• [Entries from a visual dataset]
+++
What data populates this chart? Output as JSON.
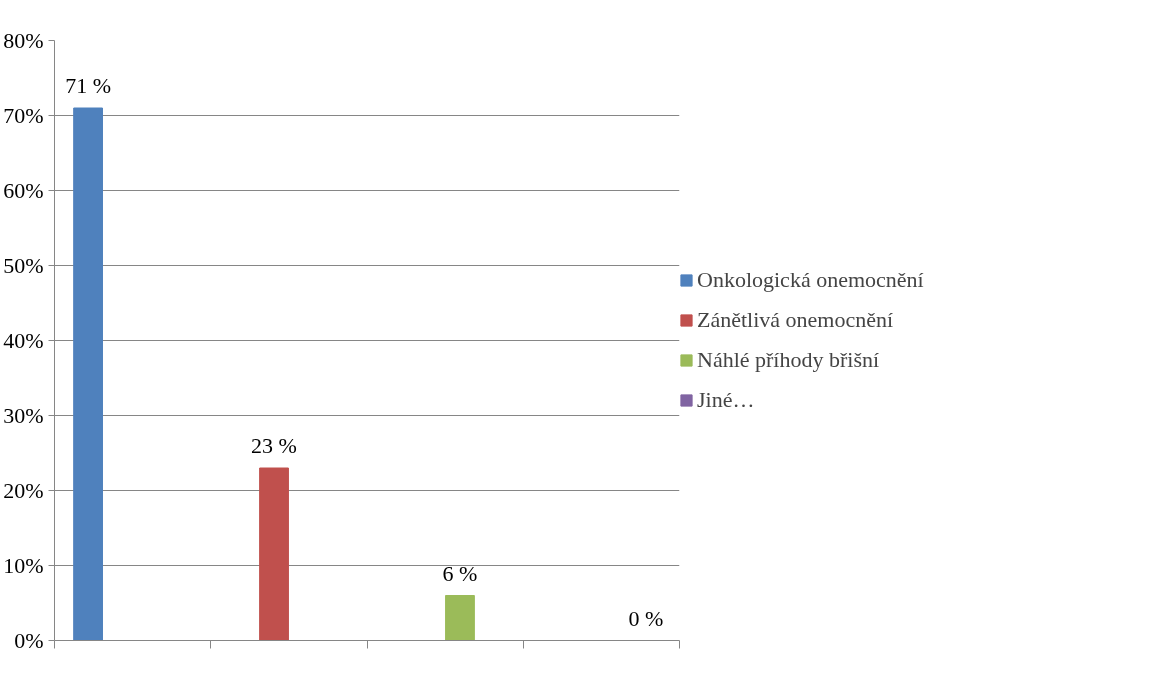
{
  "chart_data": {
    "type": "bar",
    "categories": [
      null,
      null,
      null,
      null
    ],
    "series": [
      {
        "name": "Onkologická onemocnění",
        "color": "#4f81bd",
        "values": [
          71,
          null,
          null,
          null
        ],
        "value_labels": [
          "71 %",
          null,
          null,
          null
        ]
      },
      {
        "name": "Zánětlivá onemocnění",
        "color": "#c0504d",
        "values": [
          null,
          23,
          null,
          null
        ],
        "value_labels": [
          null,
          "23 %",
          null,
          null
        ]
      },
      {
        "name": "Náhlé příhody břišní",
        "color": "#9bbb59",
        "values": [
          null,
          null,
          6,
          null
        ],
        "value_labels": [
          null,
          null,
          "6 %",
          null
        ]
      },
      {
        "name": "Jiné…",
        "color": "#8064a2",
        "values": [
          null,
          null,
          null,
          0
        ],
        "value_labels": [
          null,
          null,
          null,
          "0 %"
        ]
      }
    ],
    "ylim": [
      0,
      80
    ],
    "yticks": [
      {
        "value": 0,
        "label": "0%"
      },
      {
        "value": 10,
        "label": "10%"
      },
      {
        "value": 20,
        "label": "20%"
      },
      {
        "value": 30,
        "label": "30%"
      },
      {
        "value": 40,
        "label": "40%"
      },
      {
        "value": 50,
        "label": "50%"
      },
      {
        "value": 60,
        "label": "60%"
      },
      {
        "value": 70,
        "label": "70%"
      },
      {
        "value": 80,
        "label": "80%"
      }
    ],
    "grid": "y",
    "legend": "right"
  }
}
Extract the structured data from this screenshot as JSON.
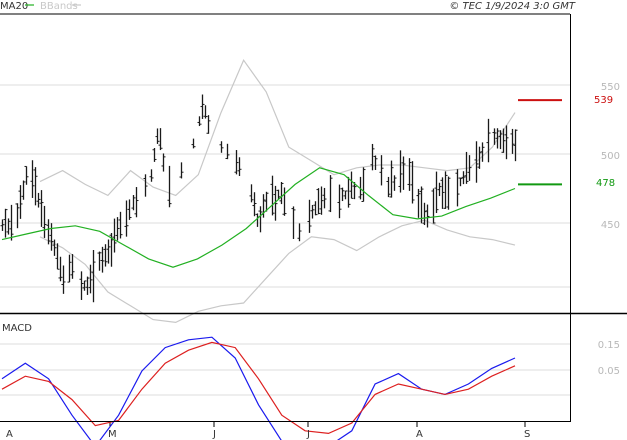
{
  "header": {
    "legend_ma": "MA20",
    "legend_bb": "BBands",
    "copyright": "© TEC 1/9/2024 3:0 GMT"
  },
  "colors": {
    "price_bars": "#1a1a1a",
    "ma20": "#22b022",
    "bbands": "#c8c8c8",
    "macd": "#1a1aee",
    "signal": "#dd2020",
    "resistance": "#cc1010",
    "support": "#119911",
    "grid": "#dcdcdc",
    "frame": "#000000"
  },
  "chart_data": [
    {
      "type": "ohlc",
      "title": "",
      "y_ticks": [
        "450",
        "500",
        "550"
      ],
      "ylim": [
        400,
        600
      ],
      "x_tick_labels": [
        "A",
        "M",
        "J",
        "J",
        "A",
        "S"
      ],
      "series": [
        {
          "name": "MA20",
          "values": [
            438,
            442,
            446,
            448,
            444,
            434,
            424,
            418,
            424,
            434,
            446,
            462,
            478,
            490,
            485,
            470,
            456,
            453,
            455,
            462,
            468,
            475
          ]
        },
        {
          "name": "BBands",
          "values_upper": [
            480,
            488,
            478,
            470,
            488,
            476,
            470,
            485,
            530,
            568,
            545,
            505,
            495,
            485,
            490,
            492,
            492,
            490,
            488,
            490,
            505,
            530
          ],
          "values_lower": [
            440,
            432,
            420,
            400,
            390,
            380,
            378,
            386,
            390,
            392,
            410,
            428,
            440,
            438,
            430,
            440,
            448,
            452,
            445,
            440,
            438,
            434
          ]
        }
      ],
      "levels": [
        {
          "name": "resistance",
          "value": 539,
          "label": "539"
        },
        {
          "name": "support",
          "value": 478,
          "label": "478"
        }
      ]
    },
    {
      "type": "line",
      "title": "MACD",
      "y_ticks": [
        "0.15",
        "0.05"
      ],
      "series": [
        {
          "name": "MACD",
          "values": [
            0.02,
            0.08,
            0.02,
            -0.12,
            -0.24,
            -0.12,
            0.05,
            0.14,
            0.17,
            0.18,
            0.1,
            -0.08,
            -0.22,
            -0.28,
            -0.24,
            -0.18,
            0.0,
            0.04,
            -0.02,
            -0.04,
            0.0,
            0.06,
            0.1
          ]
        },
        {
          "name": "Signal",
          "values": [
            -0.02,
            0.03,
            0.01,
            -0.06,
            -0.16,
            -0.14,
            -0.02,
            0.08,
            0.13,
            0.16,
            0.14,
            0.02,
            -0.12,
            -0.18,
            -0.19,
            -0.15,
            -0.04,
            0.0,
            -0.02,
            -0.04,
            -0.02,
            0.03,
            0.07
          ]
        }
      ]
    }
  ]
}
+++
• [THE REQUEST]
Pictures stay out of the copy; please restate every record above exactly.

• [SOLUTION TO THIS TASK]
What data populates this chart? Output as JSON.
{
  "chart_data": {
    "type": "bar",
    "categories": [
      null,
      null,
      null,
      null
    ],
    "series": [
      {
        "name": "Onkologická onemocnění",
        "color": "#4f81bd",
        "values": [
          71,
          null,
          null,
          null
        ],
        "value_labels": [
          "71 %",
          null,
          null,
          null
        ]
      },
      {
        "name": "Zánětlivá onemocnění",
        "color": "#c0504d",
        "values": [
          null,
          23,
          null,
          null
        ],
        "value_labels": [
          null,
          "23 %",
          null,
          null
        ]
      },
      {
        "name": "Náhlé příhody břišní",
        "color": "#9bbb59",
        "values": [
          null,
          null,
          6,
          null
        ],
        "value_labels": [
          null,
          null,
          "6 %",
          null
        ]
      },
      {
        "name": "Jiné…",
        "color": "#8064a2",
        "values": [
          null,
          null,
          null,
          0
        ],
        "value_labels": [
          null,
          null,
          null,
          "0 %"
        ]
      }
    ],
    "ylim": [
      0,
      80
    ],
    "yticks": [
      {
        "value": 0,
        "label": "0%"
      },
      {
        "value": 10,
        "label": "10%"
      },
      {
        "value": 20,
        "label": "20%"
      },
      {
        "value": 30,
        "label": "30%"
      },
      {
        "value": 40,
        "label": "40%"
      },
      {
        "value": 50,
        "label": "50%"
      },
      {
        "value": 60,
        "label": "60%"
      },
      {
        "value": 70,
        "label": "70%"
      },
      {
        "value": 80,
        "label": "80%"
      }
    ],
    "grid": "y",
    "legend": "right"
  }
}
Extract the structured data from this screenshot as JSON.
{
  "header": {
    "legend_ma": "MA20",
    "legend_bb": "BBands",
    "copyright": "© TEC 1/9/2024 3:0 GMT"
  },
  "colors": {
    "price_bars": "#1a1a1a",
    "ma20": "#22b022",
    "bbands": "#c8c8c8",
    "macd": "#1a1aee",
    "signal": "#dd2020",
    "resistance": "#cc1010",
    "support": "#119911",
    "grid": "#dcdcdc",
    "frame": "#000000"
  },
  "chart_data": [
    {
      "type": "ohlc",
      "title": "",
      "y_ticks": [
        "450",
        "500",
        "550"
      ],
      "ylim": [
        400,
        600
      ],
      "x_tick_labels": [
        "A",
        "M",
        "J",
        "J",
        "A",
        "S"
      ],
      "series": [
        {
          "name": "MA20",
          "values": [
            438,
            442,
            446,
            448,
            444,
            434,
            424,
            418,
            424,
            434,
            446,
            462,
            478,
            490,
            485,
            470,
            456,
            453,
            455,
            462,
            468,
            475
          ]
        },
        {
          "name": "BBands",
          "values_upper": [
            480,
            488,
            478,
            470,
            488,
            476,
            470,
            485,
            530,
            568,
            545,
            505,
            495,
            485,
            490,
            492,
            492,
            490,
            488,
            490,
            505,
            530
          ],
          "values_lower": [
            440,
            432,
            420,
            400,
            390,
            380,
            378,
            386,
            390,
            392,
            410,
            428,
            440,
            438,
            430,
            440,
            448,
            452,
            445,
            440,
            438,
            434
          ]
        }
      ],
      "levels": [
        {
          "name": "resistance",
          "value": 539,
          "label": "539"
        },
        {
          "name": "support",
          "value": 478,
          "label": "478"
        }
      ]
    },
    {
      "type": "line",
      "title": "MACD",
      "y_ticks": [
        "0.15",
        "0.05"
      ],
      "series": [
        {
          "name": "MACD",
          "values": [
            0.02,
            0.08,
            0.02,
            -0.12,
            -0.24,
            -0.12,
            0.05,
            0.14,
            0.17,
            0.18,
            0.1,
            -0.08,
            -0.22,
            -0.28,
            -0.24,
            -0.18,
            0.0,
            0.04,
            -0.02,
            -0.04,
            0.0,
            0.06,
            0.1
          ]
        },
        {
          "name": "Signal",
          "values": [
            -0.02,
            0.03,
            0.01,
            -0.06,
            -0.16,
            -0.14,
            -0.02,
            0.08,
            0.13,
            0.16,
            0.14,
            0.02,
            -0.12,
            -0.18,
            -0.19,
            -0.15,
            -0.04,
            0.0,
            -0.02,
            -0.04,
            -0.02,
            0.03,
            0.07
          ]
        }
      ]
    }
  ]
}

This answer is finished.